### Stated task
Copy out each line exactly; pictures stay out of the copy.

+--

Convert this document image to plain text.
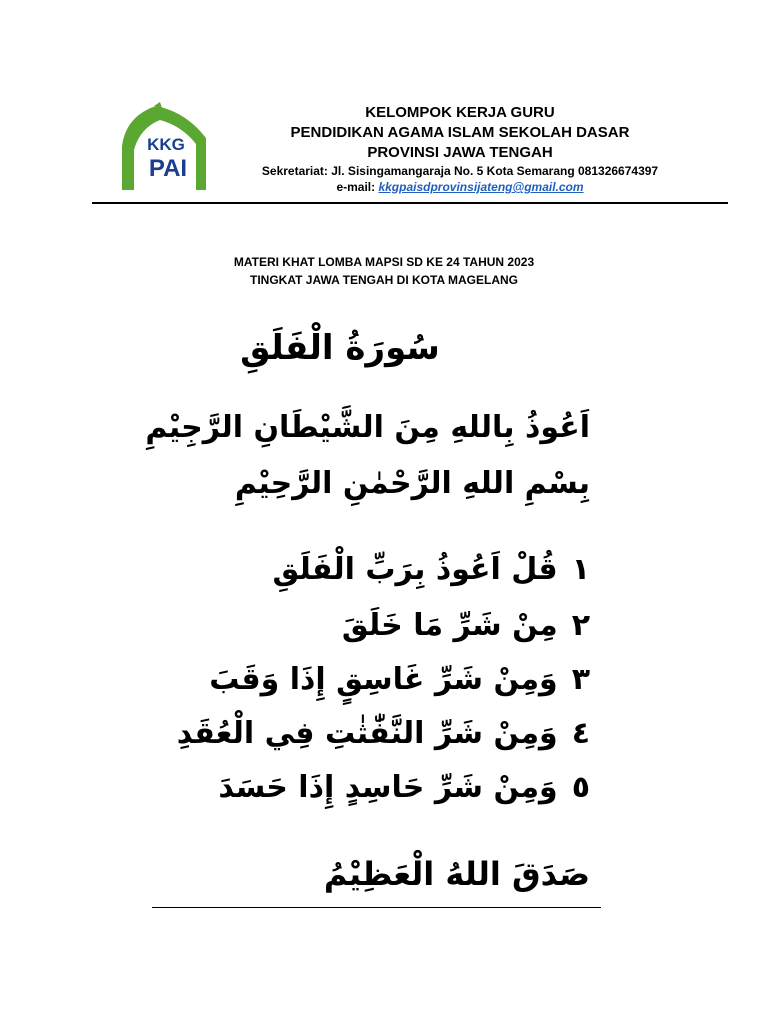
KKG
PAI
KELOMPOK KERJA GURU
PENDIDIKAN AGAMA ISLAM SEKOLAH DASAR
PROVINSI JAWA TENGAH
Sekretariat: Jl. Sisingamangaraja No. 5 Kota Semarang 081326674397
e-mail: kkgpaisdprovinsijateng@gmail.com
MATERI KHAT LOMBA MAPSI SD KE 24 TAHUN 2023
TINGKAT JAWA TENGAH DI KOTA MAGELANG
سُورَةُ الْفَلَقِ
اَعُوذُ بِاللهِ مِنَ الشَّيْطَانِ الرَّجِيْمِ
بِسْمِ اللهِ الرَّحْمٰنِ الرَّحِيْمِ
١قُلْ اَعُوذُ بِرَبِّ الْفَلَقِ
٢مِنْ شَرِّ مَا خَلَقَ
٣وَمِنْ شَرِّ غَاسِقٍ إِذَا وَقَبَ
٤وَمِنْ شَرِّ النَّفّٰثٰتِ فِي الْعُقَدِ
٥وَمِنْ شَرِّ حَاسِدٍ إِذَا حَسَدَ
صَدَقَ اللهُ الْعَظِيْمُ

+--

### Completed exercise
Convert this document image to plain text.
KKG
PAI
KELOMPOK KERJA GURU
PENDIDIKAN AGAMA ISLAM SEKOLAH DASAR
PROVINSI JAWA TENGAH
Sekretariat: Jl. Sisingamangaraja No. 5 Kota Semarang 081326674397
e-mail: kkgpaisdprovinsijateng@gmail.com
MATERI KHAT LOMBA MAPSI SD KE 24 TAHUN 2023
TINGKAT JAWA TENGAH DI KOTA MAGELANG
سُورَةُ الْفَلَقِ
اَعُوذُ بِاللهِ مِنَ الشَّيْطَانِ الرَّجِيْمِ
بِسْمِ اللهِ الرَّحْمٰنِ الرَّحِيْمِ
١قُلْ اَعُوذُ بِرَبِّ الْفَلَقِ
٢مِنْ شَرِّ مَا خَلَقَ
٣وَمِنْ شَرِّ غَاسِقٍ إِذَا وَقَبَ
٤وَمِنْ شَرِّ النَّفّٰثٰتِ فِي الْعُقَدِ
٥وَمِنْ شَرِّ حَاسِدٍ إِذَا حَسَدَ
صَدَقَ اللهُ الْعَظِيْمُ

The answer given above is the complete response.